The task:
In the data that follows, count every line holding the string "Confidence" and give the count alone.

(Stored data entries)
-- start --

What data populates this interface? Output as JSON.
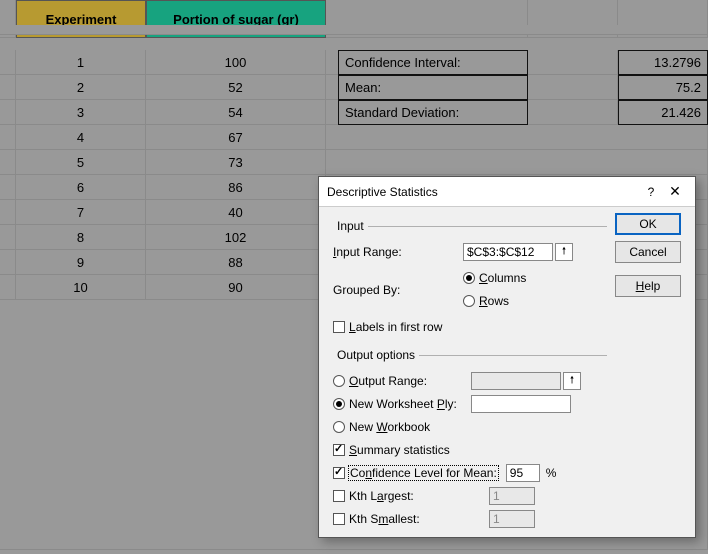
{
  "headers": {
    "experiment": "Experiment",
    "portion": "Portion of sugar (gr)"
  },
  "data_rows": [
    {
      "exp": "1",
      "val": "100"
    },
    {
      "exp": "2",
      "val": "52"
    },
    {
      "exp": "3",
      "val": "54"
    },
    {
      "exp": "4",
      "val": "67"
    },
    {
      "exp": "5",
      "val": "73"
    },
    {
      "exp": "6",
      "val": "86"
    },
    {
      "exp": "7",
      "val": "40"
    },
    {
      "exp": "8",
      "val": "102"
    },
    {
      "exp": "9",
      "val": "88"
    },
    {
      "exp": "10",
      "val": "90"
    }
  ],
  "stats": [
    {
      "label": "Confidence Interval:",
      "value": "13.2796"
    },
    {
      "label": "Mean:",
      "value": "75.2"
    },
    {
      "label": "Standard Deviation:",
      "value": "21.426"
    }
  ],
  "dialog": {
    "title": "Descriptive Statistics",
    "help_symbol": "?",
    "close_symbol": "✕",
    "input_legend": "Input",
    "input_range_label": "Input Range:",
    "input_range_value": "$C$3:$C$12",
    "grouped_by_label": "Grouped By:",
    "grouped_columns": "Columns",
    "grouped_rows": "Rows",
    "labels_first_row": "Labels in first row",
    "output_legend": "Output options",
    "output_range": "Output Range:",
    "new_ws_ply": "New Worksheet Ply:",
    "new_wb": "New Workbook",
    "summary_stats": "Summary statistics",
    "conf_level": "Confidence Level for Mean:",
    "conf_value": "95",
    "percent": "%",
    "kth_largest": "Kth Largest:",
    "kth_smallest": "Kth Smallest:",
    "kth_val": "1",
    "ok": "OK",
    "cancel": "Cancel",
    "help": "Help"
  }
}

-- end --

Problem solution:
2